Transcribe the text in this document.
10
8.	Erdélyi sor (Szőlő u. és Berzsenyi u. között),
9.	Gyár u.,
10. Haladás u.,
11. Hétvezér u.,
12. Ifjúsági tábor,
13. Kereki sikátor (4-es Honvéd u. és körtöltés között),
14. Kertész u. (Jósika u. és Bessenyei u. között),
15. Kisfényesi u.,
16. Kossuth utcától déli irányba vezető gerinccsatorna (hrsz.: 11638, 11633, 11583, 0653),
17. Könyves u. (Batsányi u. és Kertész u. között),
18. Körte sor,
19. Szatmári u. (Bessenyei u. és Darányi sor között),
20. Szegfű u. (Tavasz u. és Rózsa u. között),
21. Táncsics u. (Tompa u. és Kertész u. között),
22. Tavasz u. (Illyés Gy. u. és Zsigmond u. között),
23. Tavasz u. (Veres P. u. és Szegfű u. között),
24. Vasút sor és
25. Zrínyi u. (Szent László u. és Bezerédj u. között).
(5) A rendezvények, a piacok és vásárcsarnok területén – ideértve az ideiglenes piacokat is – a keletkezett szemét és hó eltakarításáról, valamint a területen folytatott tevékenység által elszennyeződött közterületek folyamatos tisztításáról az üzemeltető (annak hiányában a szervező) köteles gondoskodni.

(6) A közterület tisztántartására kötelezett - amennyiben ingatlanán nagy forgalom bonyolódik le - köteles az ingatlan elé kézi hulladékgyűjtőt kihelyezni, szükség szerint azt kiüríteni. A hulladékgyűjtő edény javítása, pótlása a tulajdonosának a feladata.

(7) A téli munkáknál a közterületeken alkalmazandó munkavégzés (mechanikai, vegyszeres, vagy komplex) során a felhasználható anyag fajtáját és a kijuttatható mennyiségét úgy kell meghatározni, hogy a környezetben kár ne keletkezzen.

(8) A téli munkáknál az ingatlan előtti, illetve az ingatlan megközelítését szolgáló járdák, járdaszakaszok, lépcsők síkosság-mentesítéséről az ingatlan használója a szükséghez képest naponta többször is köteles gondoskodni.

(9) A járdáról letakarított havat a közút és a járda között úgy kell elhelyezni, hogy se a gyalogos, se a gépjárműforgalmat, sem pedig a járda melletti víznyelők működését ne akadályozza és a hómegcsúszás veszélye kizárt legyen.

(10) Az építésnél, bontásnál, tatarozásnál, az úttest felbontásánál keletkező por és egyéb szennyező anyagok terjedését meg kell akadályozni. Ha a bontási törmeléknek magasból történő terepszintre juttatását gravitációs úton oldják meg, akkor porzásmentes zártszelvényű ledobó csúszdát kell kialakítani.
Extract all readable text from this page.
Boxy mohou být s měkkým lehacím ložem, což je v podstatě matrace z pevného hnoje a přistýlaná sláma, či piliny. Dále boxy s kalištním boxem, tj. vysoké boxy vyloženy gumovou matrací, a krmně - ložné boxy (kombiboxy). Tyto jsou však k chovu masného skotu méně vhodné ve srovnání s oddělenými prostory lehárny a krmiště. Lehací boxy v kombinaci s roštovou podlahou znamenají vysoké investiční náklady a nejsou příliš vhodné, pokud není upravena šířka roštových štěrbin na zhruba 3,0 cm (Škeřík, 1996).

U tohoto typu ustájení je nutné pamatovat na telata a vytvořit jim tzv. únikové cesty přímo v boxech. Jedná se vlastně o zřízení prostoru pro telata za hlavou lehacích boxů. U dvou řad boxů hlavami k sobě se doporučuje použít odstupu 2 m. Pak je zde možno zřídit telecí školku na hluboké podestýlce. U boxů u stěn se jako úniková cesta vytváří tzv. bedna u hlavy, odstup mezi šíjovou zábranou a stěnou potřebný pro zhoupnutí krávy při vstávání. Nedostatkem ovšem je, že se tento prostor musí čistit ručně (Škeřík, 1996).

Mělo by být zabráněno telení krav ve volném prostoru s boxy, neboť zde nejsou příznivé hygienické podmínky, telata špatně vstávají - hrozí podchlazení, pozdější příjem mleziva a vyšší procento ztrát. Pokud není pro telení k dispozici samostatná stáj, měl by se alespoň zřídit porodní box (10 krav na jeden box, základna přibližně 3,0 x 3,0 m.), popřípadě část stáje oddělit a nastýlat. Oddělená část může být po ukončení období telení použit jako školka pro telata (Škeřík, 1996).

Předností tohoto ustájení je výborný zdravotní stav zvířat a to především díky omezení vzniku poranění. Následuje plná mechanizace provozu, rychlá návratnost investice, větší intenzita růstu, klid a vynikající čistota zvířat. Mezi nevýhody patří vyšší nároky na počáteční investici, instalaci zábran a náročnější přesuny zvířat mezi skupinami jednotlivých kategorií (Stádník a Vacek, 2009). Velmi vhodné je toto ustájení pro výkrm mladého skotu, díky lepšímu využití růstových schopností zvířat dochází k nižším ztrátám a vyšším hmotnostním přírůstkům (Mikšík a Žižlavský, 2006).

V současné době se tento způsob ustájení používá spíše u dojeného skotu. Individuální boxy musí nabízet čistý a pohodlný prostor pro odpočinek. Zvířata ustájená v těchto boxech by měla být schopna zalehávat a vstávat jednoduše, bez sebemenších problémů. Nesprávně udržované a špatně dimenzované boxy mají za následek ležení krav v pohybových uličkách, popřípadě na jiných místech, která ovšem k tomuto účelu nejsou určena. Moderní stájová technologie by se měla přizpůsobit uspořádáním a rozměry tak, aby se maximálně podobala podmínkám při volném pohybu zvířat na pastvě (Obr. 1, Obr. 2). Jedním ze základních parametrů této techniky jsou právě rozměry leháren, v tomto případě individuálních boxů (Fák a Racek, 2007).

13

◆ **Written instruction**
Repeat each record in full; every line must match exactly.

◆ **The result**
Transcribe the text in this document.
10
8.	Erdélyi sor (Szőlő u. és Berzsenyi u. között),
9.	Gyár u.,
10. Haladás u.,
11. Hétvezér u.,
12. Ifjúsági tábor,
13. Kereki sikátor (4-es Honvéd u. és körtöltés között),
14. Kertész u. (Jósika u. és Bessenyei u. között),
15. Kisfényesi u.,
16. Kossuth utcától déli irányba vezető gerinccsatorna (hrsz.: 11638, 11633, 11583, 0653),
17. Könyves u. (Batsányi u. és Kertész u. között),
18. Körte sor,
19. Szatmári u. (Bessenyei u. és Darányi sor között),
20. Szegfű u. (Tavasz u. és Rózsa u. között),
21. Táncsics u. (Tompa u. és Kertész u. között),
22. Tavasz u. (Illyés Gy. u. és Zsigmond u. között),
23. Tavasz u. (Veres P. u. és Szegfű u. között),
24. Vasút sor és
25. Zrínyi u. (Szent László u. és Bezerédj u. között).
(5) A rendezvények, a piacok és vásárcsarnok területén – ideértve az ideiglenes piacokat is – a keletkezett szemét és hó eltakarításáról, valamint a területen folytatott tevékenység által elszennyeződött közterületek folyamatos tisztításáról az üzemeltető (annak hiányában a szervező) köteles gondoskodni.

(6) A közterület tisztántartására kötelezett - amennyiben ingatlanán nagy forgalom bonyolódik le - köteles az ingatlan elé kézi hulladékgyűjtőt kihelyezni, szükség szerint azt kiüríteni. A hulladékgyűjtő edény javítása, pótlása a tulajdonosának a feladata.

(7) A téli munkáknál a közterületeken alkalmazandó munkavégzés (mechanikai, vegyszeres, vagy komplex) során a felhasználható anyag fajtáját és a kijuttatható mennyiségét úgy kell meghatározni, hogy a környezetben kár ne keletkezzen.

(8) A téli munkáknál az ingatlan előtti, illetve az ingatlan megközelítését szolgáló járdák, járdaszakaszok, lépcsők síkosság-mentesítéséről az ingatlan használója a szükséghez képest naponta többször is köteles gondoskodni.

(9) A járdáról letakarított havat a közút és a járda között úgy kell elhelyezni, hogy se a gyalogos, se a gépjárműforgalmat, sem pedig a járda melletti víznyelők működését ne akadályozza és a hómegcsúszás veszélye kizárt legyen.

(10) Az építésnél, bontásnál, tatarozásnál, az úttest felbontásánál keletkező por és egyéb szennyező anyagok terjedését meg kell akadályozni. Ha a bontási törmeléknek magasból történő terepszintre juttatását gravitációs úton oldják meg, akkor porzásmentes zártszelvényű ledobó csúszdát kell kialakítani.
Extract all readable text from this page.
Boxy mohou být s měkkým lehacím ložem, což je v podstatě matrace z pevného hnoje a přistýlaná sláma, či piliny. Dále boxy s kalištním boxem, tj. vysoké boxy vyloženy gumovou matrací, a krmně - ložné boxy (kombiboxy). Tyto jsou však k chovu masného skotu méně vhodné ve srovnání s oddělenými prostory lehárny a krmiště. Lehací boxy v kombinaci s roštovou podlahou znamenají vysoké investiční náklady a nejsou příliš vhodné, pokud není upravena šířka roštových štěrbin na zhruba 3,0 cm (Škeřík, 1996).

U tohoto typu ustájení je nutné pamatovat na telata a vytvořit jim tzv. únikové cesty přímo v boxech. Jedná se vlastně o zřízení prostoru pro telata za hlavou lehacích boxů. U dvou řad boxů hlavami k sobě se doporučuje použít odstupu 2 m. Pak je zde možno zřídit telecí školku na hluboké podestýlce. U boxů u stěn se jako úniková cesta vytváří tzv. bedna u hlavy, odstup mezi šíjovou zábranou a stěnou potřebný pro zhoupnutí krávy při vstávání. Nedostatkem ovšem je, že se tento prostor musí čistit ručně (Škeřík, 1996).

Mělo by být zabráněno telení krav ve volném prostoru s boxy, neboť zde nejsou příznivé hygienické podmínky, telata špatně vstávají - hrozí podchlazení, pozdější příjem mleziva a vyšší procento ztrát. Pokud není pro telení k dispozici samostatná stáj, měl by se alespoň zřídit porodní box (10 krav na jeden box, základna přibližně 3,0 x 3,0 m.), popřípadě část stáje oddělit a nastýlat. Oddělená část může být po ukončení období telení použit jako školka pro telata (Škeřík, 1996).

Předností tohoto ustájení je výborný zdravotní stav zvířat a to především díky omezení vzniku poranění. Následuje plná mechanizace provozu, rychlá návratnost investice, větší intenzita růstu, klid a vynikající čistota zvířat. Mezi nevýhody patří vyšší nároky na počáteční investici, instalaci zábran a náročnější přesuny zvířat mezi skupinami jednotlivých kategorií (Stádník a Vacek, 2009). Velmi vhodné je toto ustájení pro výkrm mladého skotu, díky lepšímu využití růstových schopností zvířat dochází k nižším ztrátám a vyšším hmotnostním přírůstkům (Mikšík a Žižlavský, 2006).

V současné době se tento způsob ustájení používá spíše u dojeného skotu. Individuální boxy musí nabízet čistý a pohodlný prostor pro odpočinek. Zvířata ustájená v těchto boxech by měla být schopna zalehávat a vstávat jednoduše, bez sebemenších problémů. Nesprávně udržované a špatně dimenzované boxy mají za následek ležení krav v pohybových uličkách, popřípadě na jiných místech, která ovšem k tomuto účelu nejsou určena. Moderní stájová technologie by se měla přizpůsobit uspořádáním a rozměry tak, aby se maximálně podobala podmínkám při volném pohybu zvířat na pastvě (Obr. 1, Obr. 2). Jedním ze základních parametrů této techniky jsou právě rozměry leháren, v tomto případě individuálních boxů (Fák a Racek, 2007).

13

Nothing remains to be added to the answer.